Stored data

- - - - - - -

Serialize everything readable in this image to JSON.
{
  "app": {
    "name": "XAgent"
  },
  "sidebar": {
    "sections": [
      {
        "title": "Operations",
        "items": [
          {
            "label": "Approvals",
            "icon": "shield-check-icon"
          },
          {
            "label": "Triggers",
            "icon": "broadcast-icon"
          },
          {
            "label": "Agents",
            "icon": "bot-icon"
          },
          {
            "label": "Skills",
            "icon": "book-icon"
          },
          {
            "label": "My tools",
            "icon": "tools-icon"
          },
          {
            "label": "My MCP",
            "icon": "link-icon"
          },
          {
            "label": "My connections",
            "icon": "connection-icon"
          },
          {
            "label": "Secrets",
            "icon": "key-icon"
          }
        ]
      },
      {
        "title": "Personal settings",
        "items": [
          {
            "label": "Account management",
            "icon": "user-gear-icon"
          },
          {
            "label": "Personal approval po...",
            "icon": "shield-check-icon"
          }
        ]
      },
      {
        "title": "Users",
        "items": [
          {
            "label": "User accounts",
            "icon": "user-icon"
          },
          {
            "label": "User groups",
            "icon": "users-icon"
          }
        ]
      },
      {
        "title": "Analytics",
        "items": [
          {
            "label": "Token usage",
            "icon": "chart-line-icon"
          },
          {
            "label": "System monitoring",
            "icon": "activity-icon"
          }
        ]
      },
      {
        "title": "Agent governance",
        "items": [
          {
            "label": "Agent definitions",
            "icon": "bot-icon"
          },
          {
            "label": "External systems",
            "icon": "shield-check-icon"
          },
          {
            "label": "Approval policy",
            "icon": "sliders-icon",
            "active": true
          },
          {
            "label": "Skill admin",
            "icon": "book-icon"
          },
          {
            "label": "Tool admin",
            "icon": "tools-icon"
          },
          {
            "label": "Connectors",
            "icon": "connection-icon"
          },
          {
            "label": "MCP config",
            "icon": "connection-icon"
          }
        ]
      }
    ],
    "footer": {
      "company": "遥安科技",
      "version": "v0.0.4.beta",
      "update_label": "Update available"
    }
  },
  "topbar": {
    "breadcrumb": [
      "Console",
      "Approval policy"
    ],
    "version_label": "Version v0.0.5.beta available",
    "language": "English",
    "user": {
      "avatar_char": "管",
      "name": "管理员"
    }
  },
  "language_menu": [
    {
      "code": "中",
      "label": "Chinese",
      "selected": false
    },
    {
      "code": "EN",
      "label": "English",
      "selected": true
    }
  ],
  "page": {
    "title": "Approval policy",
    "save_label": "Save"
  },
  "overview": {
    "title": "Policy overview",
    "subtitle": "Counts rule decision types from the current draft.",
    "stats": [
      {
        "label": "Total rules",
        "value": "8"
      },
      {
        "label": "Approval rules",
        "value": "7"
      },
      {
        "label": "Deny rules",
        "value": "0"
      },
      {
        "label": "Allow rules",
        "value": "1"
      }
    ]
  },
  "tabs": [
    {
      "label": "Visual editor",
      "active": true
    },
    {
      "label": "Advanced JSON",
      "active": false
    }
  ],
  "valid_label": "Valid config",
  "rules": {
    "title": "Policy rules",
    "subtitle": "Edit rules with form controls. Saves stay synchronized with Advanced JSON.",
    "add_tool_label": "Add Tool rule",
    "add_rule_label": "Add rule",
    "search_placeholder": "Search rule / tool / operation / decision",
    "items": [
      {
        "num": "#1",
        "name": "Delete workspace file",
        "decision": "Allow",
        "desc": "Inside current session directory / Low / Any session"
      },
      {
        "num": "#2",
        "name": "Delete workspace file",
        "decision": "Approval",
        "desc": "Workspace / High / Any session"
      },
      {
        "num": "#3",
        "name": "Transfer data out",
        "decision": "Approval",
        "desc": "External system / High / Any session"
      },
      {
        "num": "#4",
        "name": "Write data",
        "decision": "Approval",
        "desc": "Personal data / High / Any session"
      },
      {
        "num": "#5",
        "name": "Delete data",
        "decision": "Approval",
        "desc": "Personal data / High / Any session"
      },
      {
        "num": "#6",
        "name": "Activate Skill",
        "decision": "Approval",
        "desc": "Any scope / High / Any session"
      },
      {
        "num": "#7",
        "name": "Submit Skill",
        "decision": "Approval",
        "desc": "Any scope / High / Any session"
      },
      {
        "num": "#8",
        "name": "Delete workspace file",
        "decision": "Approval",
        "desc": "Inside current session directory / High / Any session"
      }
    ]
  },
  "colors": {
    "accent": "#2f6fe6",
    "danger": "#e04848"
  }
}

- - - - - - -

WHAT IS BEING ASKED: Find the string "active" in the records, then copy each line where it occurs.

SOLVED EXERCISE:
            "active": true
      "active": true
      "active": false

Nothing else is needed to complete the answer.